## What you should do
Return the whole listing, line for line, without the pictures in it.

## Information given
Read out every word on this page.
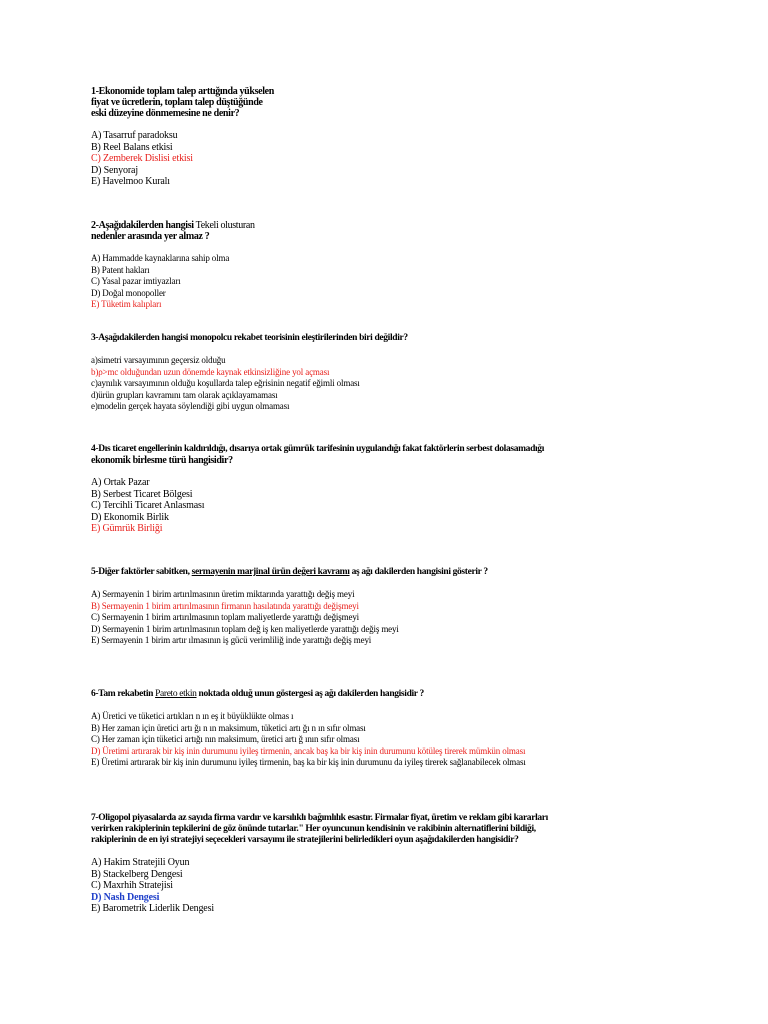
1-Ekonomide toplam talep arttığında yükselen
fiyat ve ücretlerin, toplam talep düştüğünde
eski düzeyine dönmemesine ne denir?
A) Tasarruf paradoksu
B) Reel Balans etkisi
C) Zemberek Dislisi etkisi
D) Senyoraj
E) Havelmoo Kuralı
2-Aşağıdakilerden hangisi Tekeli olusturan
nedenler arasında yer almaz ?
A) Hammadde kaynaklarına sahip olma
B) Patent hakları
C) Yasal pazar imtiyazları
D) Doğal monopoller
E) Tüketim kalıpları
3-Aşağıdakilerden hangisi monopolcu rekabet teorisinin eleştirilerinden biri değildir?
a)simetri varsayımının geçersiz olduğu
b)ρ>mc olduğundan uzun dönemde kaynak etkinsizliğine yol açması
c)aynılık varsayımının olduğu koşullarda talep eğrisinin negatif eğimli olması
d)ürün grupları kavramını tam olarak açıklayamaması
e)modelin gerçek hayata söylendiği gibi uygun olmaması
4-Dıs ticaret engellerinin kaldırıldığı, dısarıya ortak gümrük tarifesinin uygulandığı fakat faktörlerin serbest dolasamadığı
ekonomik birlesme türü hangisidir?
A) Ortak Pazar
B) Serbest Ticaret Bölgesi
C) Tercihli Ticaret Anlasması
D) Ekonomik Birlik
E) Gümrük Birliği
5-Diğer faktörler sabitken, sermayenin marjinal ürün değeri kavramı aş ağı dakilerden hangisini gösterir ?
A) Sermayenin 1 birim artırılmasının üretim miktarında yarattığı değiş meyi
B) Sermayenin 1 birim artırılmasının firmanın hasılatında yarattığı değişmeyi
C) Sermayenin 1 birim artırılmasının toplam maliyetlerde yarattığı değişmeyi
D) Sermayenin 1 birim artırılmasının toplam değ iş ken maliyetlerde yarattığı değiş meyi
E) Sermayenin 1 birim artır ılmasının iş gücü verimliliğ inde yarattığı değiş meyi
6-Tam rekabetin Pareto etkin noktada olduğ unun göstergesi aş ağı dakilerden hangisidir ?
A) Üretici ve tüketici artıkları n ın eş it büyüklükte olmas ı
B) Her zaman için üretici artı ğı n ın maksimum, tüketici artı ğı n ın sıfır olması
C) Her zaman için tüketici artığı nın maksimum, üretici artı ğ ının sıfır olması
D) Üretimi artırarak bir kiş inin durumunu iyileş tirmenin, ancak baş ka bir kiş inin durumunu kötüleş tirerek mümkün olması
E) Üretimi artırarak bir kiş inin durumunu iyileş tirmenin, baş ka bir kiş inin durumunu da iyileş tirerek sağlanabilecek olması
7-Oligopol piyasalarda az sayıda firma vardır ve karsılıklı bağımlılık esastır. Firmalar fiyat, üretim ve reklam gibi kararları
verirken rakiplerinin tepkilerini de göz önünde tutarlar." Her oyuncunun kendisinin ve rakibinin alternatiflerini bildiği,
rakiplerinin de en iyi stratejiyi seçecekleri varsayımı ile stratejilerini belirledikleri oyun aşağıdakilerden hangisidir?
A) Hakim Stratejili Oyun
B) Stackelberg Dengesi
C) Maxrhih Stratejisi
D) Nash Dengesi
E) Barometrik Liderlik Dengesi
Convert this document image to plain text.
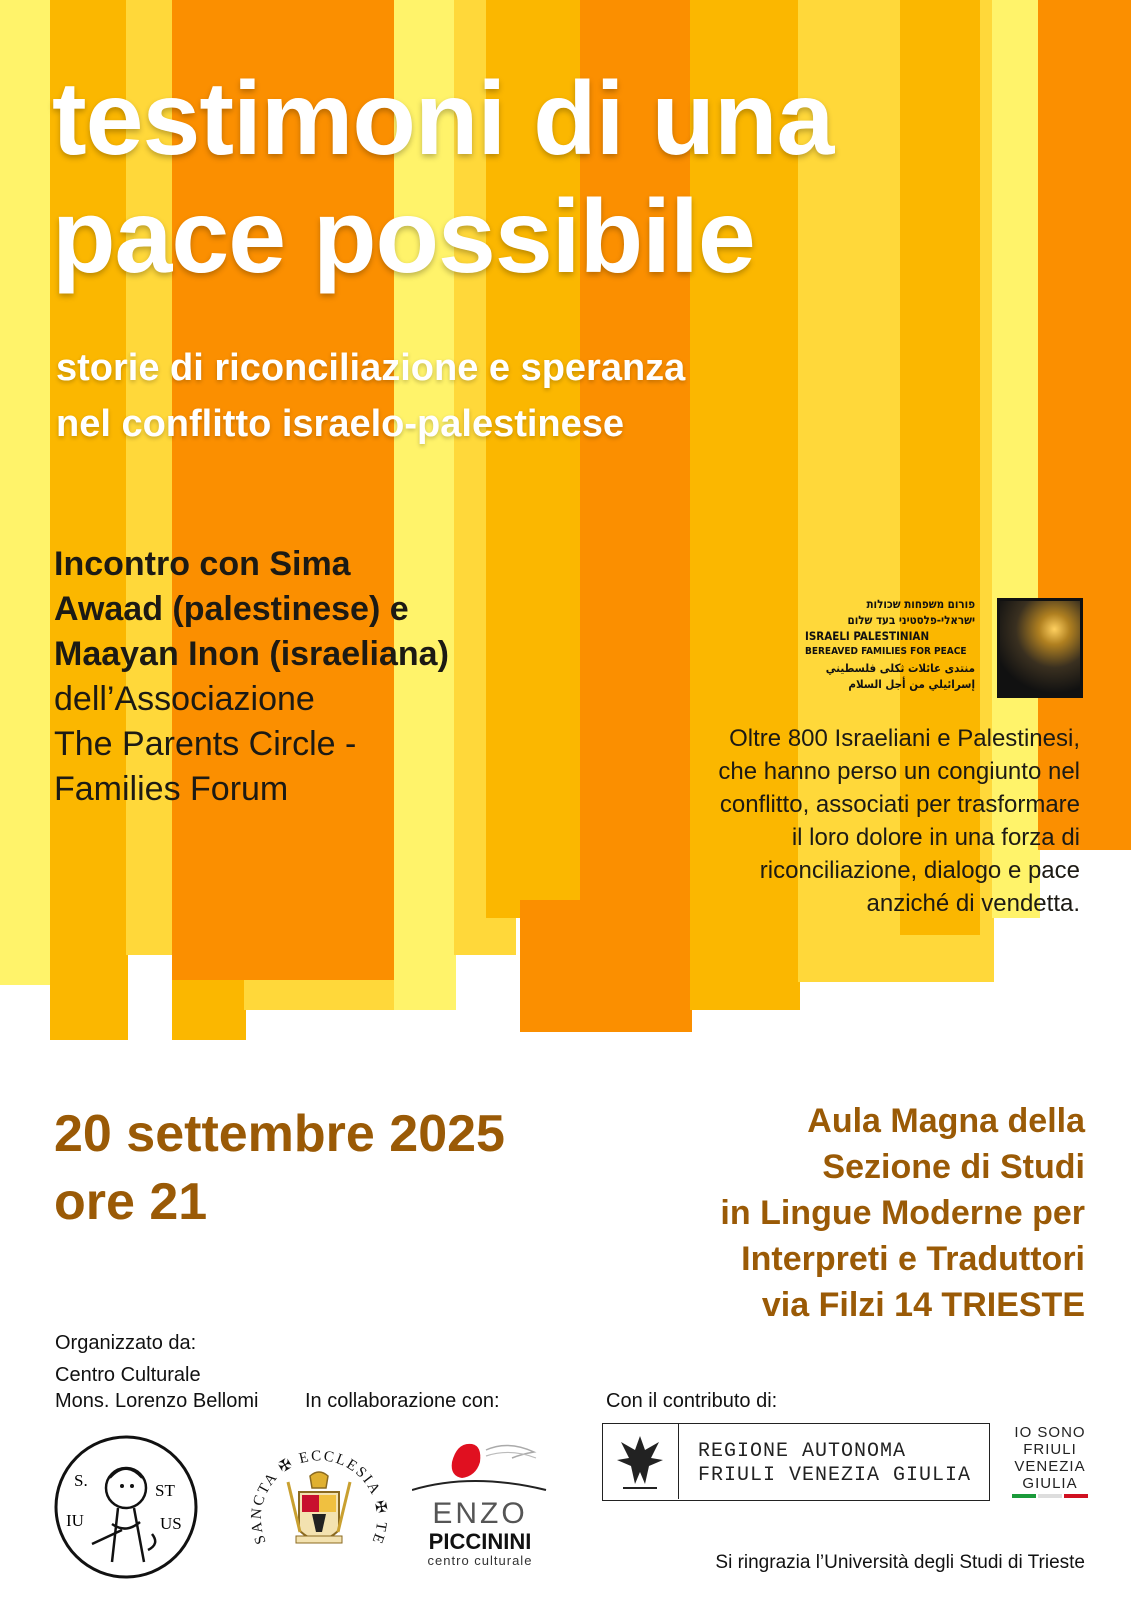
testimoni di una
pace possibile
storie di riconciliazione e speranza
nel conflitto israelo-palestinese
Incontro con Sima
Awaad (palestinese) e
Maayan Inon (israeliana)
dell’Associazione
The Parents Circle -
Families Forum
פורום משפחות שכולות
ישראלי-פלסטיני בעד שלום
ISRAELI PALESTINIAN
BEREAVED FAMILIES FOR PEACE
منتدى عائلات ثكلى فلسطيني
إسرائيلي من أجل السلام
Oltre 800 Israeliani e Palestinesi,
che hanno perso un congiunto nel
conflitto, associati per trasformare
il loro dolore in una forza di
riconciliazione, dialogo e pace
anziché di vendetta.
20 settembre 2025
ore 21
Aula Magna della
Sezione di Studi
in Lingue Moderne per
Interpreti e Traduttori
via Filzi 14 TRIESTE
Organizzato da:
Centro Culturale
Mons. Lorenzo Bellomi In collaborazione con:	Con il contributo di:
S.
IU
ST
US
SANCTA ✠ ECCLESIA ✠ TE
ENZO
PICCININI
centro culturale
REGIONE AUTONOMA
FRIULI VENEZIA GIULIA
IO SONO
FRIULI
VENEZIA
GIULIA
Si ringrazia l’Università degli Studi di Trieste
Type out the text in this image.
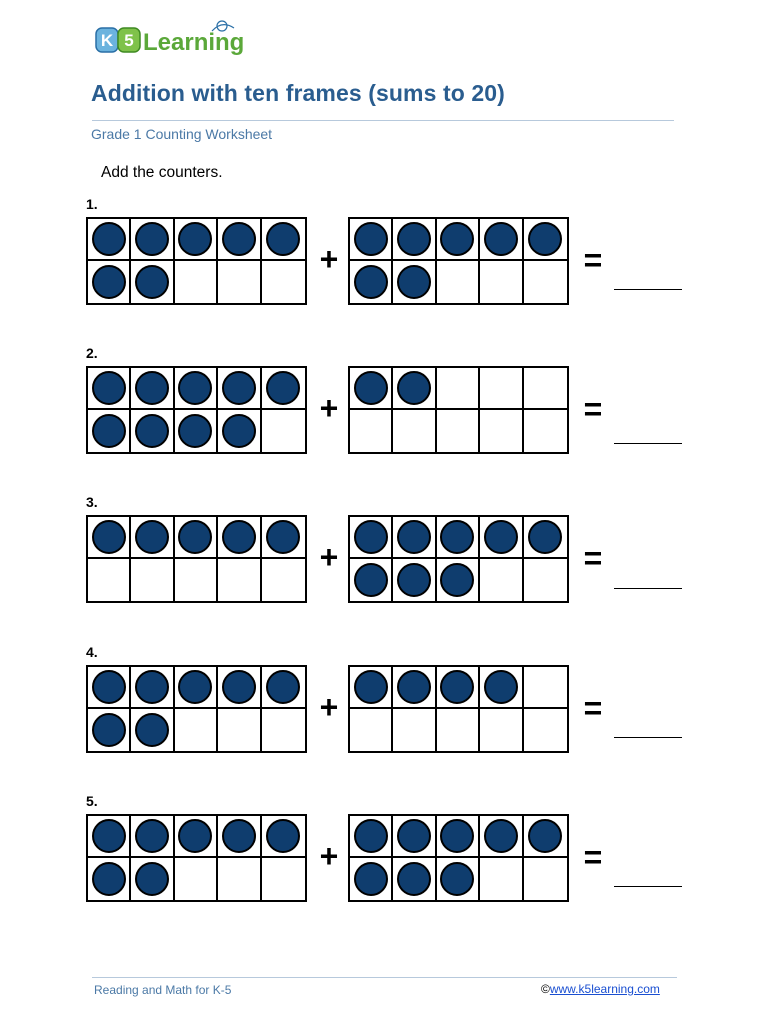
K 5 Learning
Addition with ten frames (sums to 20)
Grade 1 Counting Worksheet
Add the counters.
1.
+	=
2.
+	=
3.
+	=
4.
+	=
5.
+	=
Reading and Math for K-5	©www.k5learning.com
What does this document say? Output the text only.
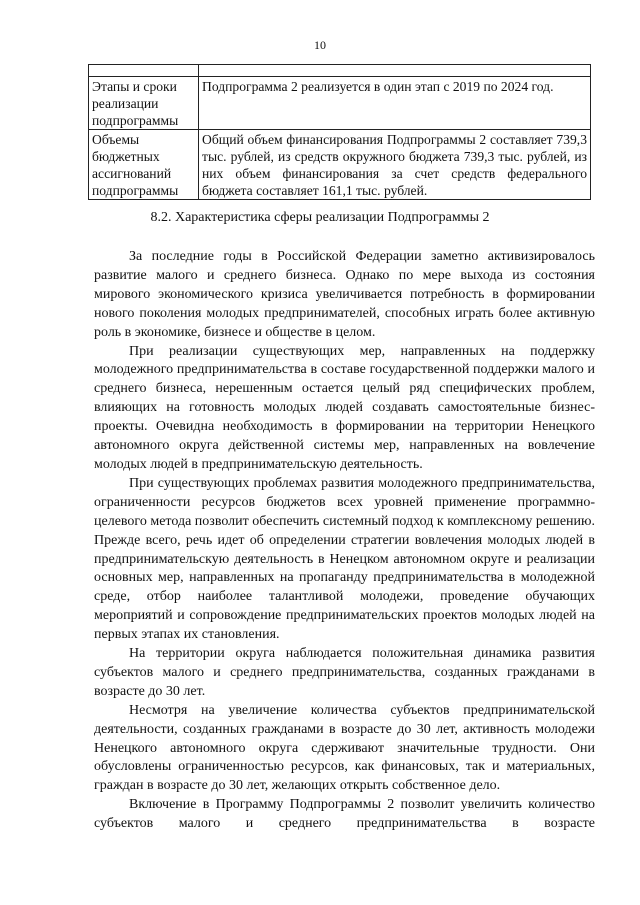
10

Этапы и сроки реализации подпрограммы	Подпрограмма 2 реализуется в один этап с 2019 по 2024 год.
Объемы бюджетных ассигнований подпрограммы	Общий объем финансирования Подпрограммы 2 составляет 739,3 тыс. рублей, из средств окружного бюджета 739,3 тыс. рублей, из них объем финансирования за счет средств федерального бюджета составляет 161,1 тыс. рублей.
8.2. Характеристика сферы реализации Подпрограммы 2

За последние годы в Российской Федерации заметно активизировалось развитие малого и среднего бизнеса. Однако по мере выхода из состояния мирового экономического кризиса увеличивается потребность в формировании нового поколения молодых предпринимателей, способных играть более активную роль в экономике, бизнесе и обществе в целом.

При реализации существующих мер, направленных на поддержку молодежного предпринимательства в составе государственной поддержки малого и среднего бизнеса, нерешенным остается целый ряд специфических проблем, влияющих на готовность молодых людей создавать самостоятельные бизнес-проекты. Очевидна необходимость в формировании на территории Ненецкого автономного округа действенной системы мер, направленных на вовлечение молодых людей в предпринимательскую деятельность.

При существующих проблемах развития молодежного предпринимательства, ограниченности ресурсов бюджетов всех уровней применение программно-целевого метода позволит обеспечить системный подход к комплексному решению. Прежде всего, речь идет об определении стратегии вовлечения молодых людей в предпринимательскую деятельность в Ненецком автономном округе и реализации основных мер, направленных на пропаганду предпринимательства в молодежной среде, отбор наиболее талантливой молодежи, проведение обучающих мероприятий и сопровождение предпринимательских проектов молодых людей на первых этапах их становления.

На территории округа наблюдается положительная динамика развития субъектов малого и среднего предпринимательства, созданных гражданами в возрасте до 30 лет.

Несмотря на увеличение количества субъектов предпринимательской деятельности, созданных гражданами в возрасте до 30 лет, активность молодежи Ненецкого автономного округа сдерживают значительные трудности. Они обусловлены ограниченностью ресурсов, как финансовых, так и материальных, граждан в возрасте до 30 лет, желающих открыть собственное дело.

Включение в Программу Подпрограммы 2 позволит увеличить количество субъектов малого и среднего предпринимательства в возрасте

## Output for this exercise
Read out every word on this page.
1-Ekonomide toplam talep arttığında yükselen
fiyat ve ücretlerin, toplam talep düştüğünde
eski düzeyine dönmemesine ne denir?
A) Tasarruf paradoksu
B) Reel Balans etkisi
C) Zemberek Dislisi etkisi
D) Senyoraj
E) Havelmoo Kuralı
2-Aşağıdakilerden hangisi Tekeli olusturan
nedenler arasında yer almaz ?
A) Hammadde kaynaklarına sahip olma
B) Patent hakları
C) Yasal pazar imtiyazları
D) Doğal monopoller
E) Tüketim kalıpları
3-Aşağıdakilerden hangisi monopolcu rekabet teorisinin eleştirilerinden biri değildir?
a)simetri varsayımının geçersiz olduğu
b)ρ>mc olduğundan uzun dönemde kaynak etkinsizliğine yol açması
c)aynılık varsayımının olduğu koşullarda talep eğrisinin negatif eğimli olması
d)ürün grupları kavramını tam olarak açıklayamaması
e)modelin gerçek hayata söylendiği gibi uygun olmaması
4-Dıs ticaret engellerinin kaldırıldığı, dısarıya ortak gümrük tarifesinin uygulandığı fakat faktörlerin serbest dolasamadığı
ekonomik birlesme türü hangisidir?
A) Ortak Pazar
B) Serbest Ticaret Bölgesi
C) Tercihli Ticaret Anlasması
D) Ekonomik Birlik
E) Gümrük Birliği
5-Diğer faktörler sabitken, sermayenin marjinal ürün değeri kavramı aş ağı dakilerden hangisini gösterir ?
A) Sermayenin 1 birim artırılmasının üretim miktarında yarattığı değiş meyi
B) Sermayenin 1 birim artırılmasının firmanın hasılatında yarattığı değişmeyi
C) Sermayenin 1 birim artırılmasının toplam maliyetlerde yarattığı değişmeyi
D) Sermayenin 1 birim artırılmasının toplam değ iş ken maliyetlerde yarattığı değiş meyi
E) Sermayenin 1 birim artır ılmasının iş gücü verimliliğ inde yarattığı değiş meyi
6-Tam rekabetin Pareto etkin noktada olduğ unun göstergesi aş ağı dakilerden hangisidir ?
A) Üretici ve tüketici artıkları n ın eş it büyüklükte olmas ı
B) Her zaman için üretici artı ğı n ın maksimum, tüketici artı ğı n ın sıfır olması
C) Her zaman için tüketici artığı nın maksimum, üretici artı ğ ının sıfır olması
D) Üretimi artırarak bir kiş inin durumunu iyileş tirmenin, ancak baş ka bir kiş inin durumunu kötüleş tirerek mümkün olması
E) Üretimi artırarak bir kiş inin durumunu iyileş tirmenin, baş ka bir kiş inin durumunu da iyileş tirerek sağlanabilecek olması
7-Oligopol piyasalarda az sayıda firma vardır ve karsılıklı bağımlılık esastır. Firmalar fiyat, üretim ve reklam gibi kararları
verirken rakiplerinin tepkilerini de göz önünde tutarlar." Her oyuncunun kendisinin ve rakibinin alternatiflerini bildiği,
rakiplerinin de en iyi stratejiyi seçecekleri varsayımı ile stratejilerini belirledikleri oyun aşağıdakilerden hangisidir?
A) Hakim Stratejili Oyun
B) Stackelberg Dengesi
C) Maxrhih Stratejisi
D) Nash Dengesi
E) Barometrik Liderlik Dengesi
Convert this document image to plain text.
testimoni di una
pace possibile
storie di riconciliazione e speranza
nel conflitto israelo-palestinese
Incontro con Sima
Awaad (palestinese) e
Maayan Inon (israeliana)
dell’Associazione
The Parents Circle -
Families Forum
פורום משפחות שכולות
ישראלי-פלסטיני בעד שלום
ISRAELI PALESTINIAN
BEREAVED FAMILIES FOR PEACE
منتدى عائلات ثكلى فلسطيني
إسرائيلي من أجل السلام
Oltre 800 Israeliani e Palestinesi,
che hanno perso un congiunto nel
conflitto, associati per trasformare
il loro dolore in una forza di
riconciliazione, dialogo e pace
anziché di vendetta.
20 settembre 2025
ore 21
Aula Magna della
Sezione di Studi
in Lingue Moderne per
Interpreti e Traduttori
via Filzi 14 TRIESTE
Organizzato da:
Centro Culturale
Mons. Lorenzo Bellomi In collaborazione con:	Con il contributo di:
S.
IU
ST
US
SANCTA ✠ ECCLESIA ✠ TE
ENZO
PICCININI
centro culturale
REGIONE AUTONOMA
FRIULI VENEZIA GIULIA
IO SONO
FRIULI
VENEZIA
GIULIA
Si ringrazia l’Università degli Studi di Trieste
Type out the text in this image.
K 5 Learning
Addition with ten frames (sums to 20)
Grade 1 Counting Worksheet
Add the counters.
1.
+	=
2.
+	=
3.
+	=
4.
+	=
5.
+	=
Reading and Math for K-5	©www.k5learning.com
What does this document say? Output the text only.
10

Этапы и сроки реализации подпрограммы	Подпрограмма 2 реализуется в один этап с 2019 по 2024 год.
Объемы бюджетных ассигнований подпрограммы	Общий объем финансирования Подпрограммы 2 составляет 739,3 тыс. рублей, из средств окружного бюджета 739,3 тыс. рублей, из них объем финансирования за счет средств федерального бюджета составляет 161,1 тыс. рублей.
8.2. Характеристика сферы реализации Подпрограммы 2

За последние годы в Российской Федерации заметно активизировалось развитие малого и среднего бизнеса. Однако по мере выхода из состояния мирового экономического кризиса увеличивается потребность в формировании нового поколения молодых предпринимателей, способных играть более активную роль в экономике, бизнесе и обществе в целом.

При реализации существующих мер, направленных на поддержку молодежного предпринимательства в составе государственной поддержки малого и среднего бизнеса, нерешенным остается целый ряд специфических проблем, влияющих на готовность молодых людей создавать самостоятельные бизнес-проекты. Очевидна необходимость в формировании на территории Ненецкого автономного округа действенной системы мер, направленных на вовлечение молодых людей в предпринимательскую деятельность.

При существующих проблемах развития молодежного предпринимательства, ограниченности ресурсов бюджетов всех уровней применение программно-целевого метода позволит обеспечить системный подход к комплексному решению. Прежде всего, речь идет об определении стратегии вовлечения молодых людей в предпринимательскую деятельность в Ненецком автономном округе и реализации основных мер, направленных на пропаганду предпринимательства в молодежной среде, отбор наиболее талантливой молодежи, проведение обучающих мероприятий и сопровождение предпринимательских проектов молодых людей на первых этапах их становления.

На территории округа наблюдается положительная динамика развития субъектов малого и среднего предпринимательства, созданных гражданами в возрасте до 30 лет.

Несмотря на увеличение количества субъектов предпринимательской деятельности, созданных гражданами в возрасте до 30 лет, активность молодежи Ненецкого автономного округа сдерживают значительные трудности. Они обусловлены ограниченностью ресурсов, как финансовых, так и материальных, граждан в возрасте до 30 лет, желающих открыть собственное дело.

Включение в Программу Подпрограммы 2 позволит увеличить количество субъектов малого и среднего предпринимательства в возрасте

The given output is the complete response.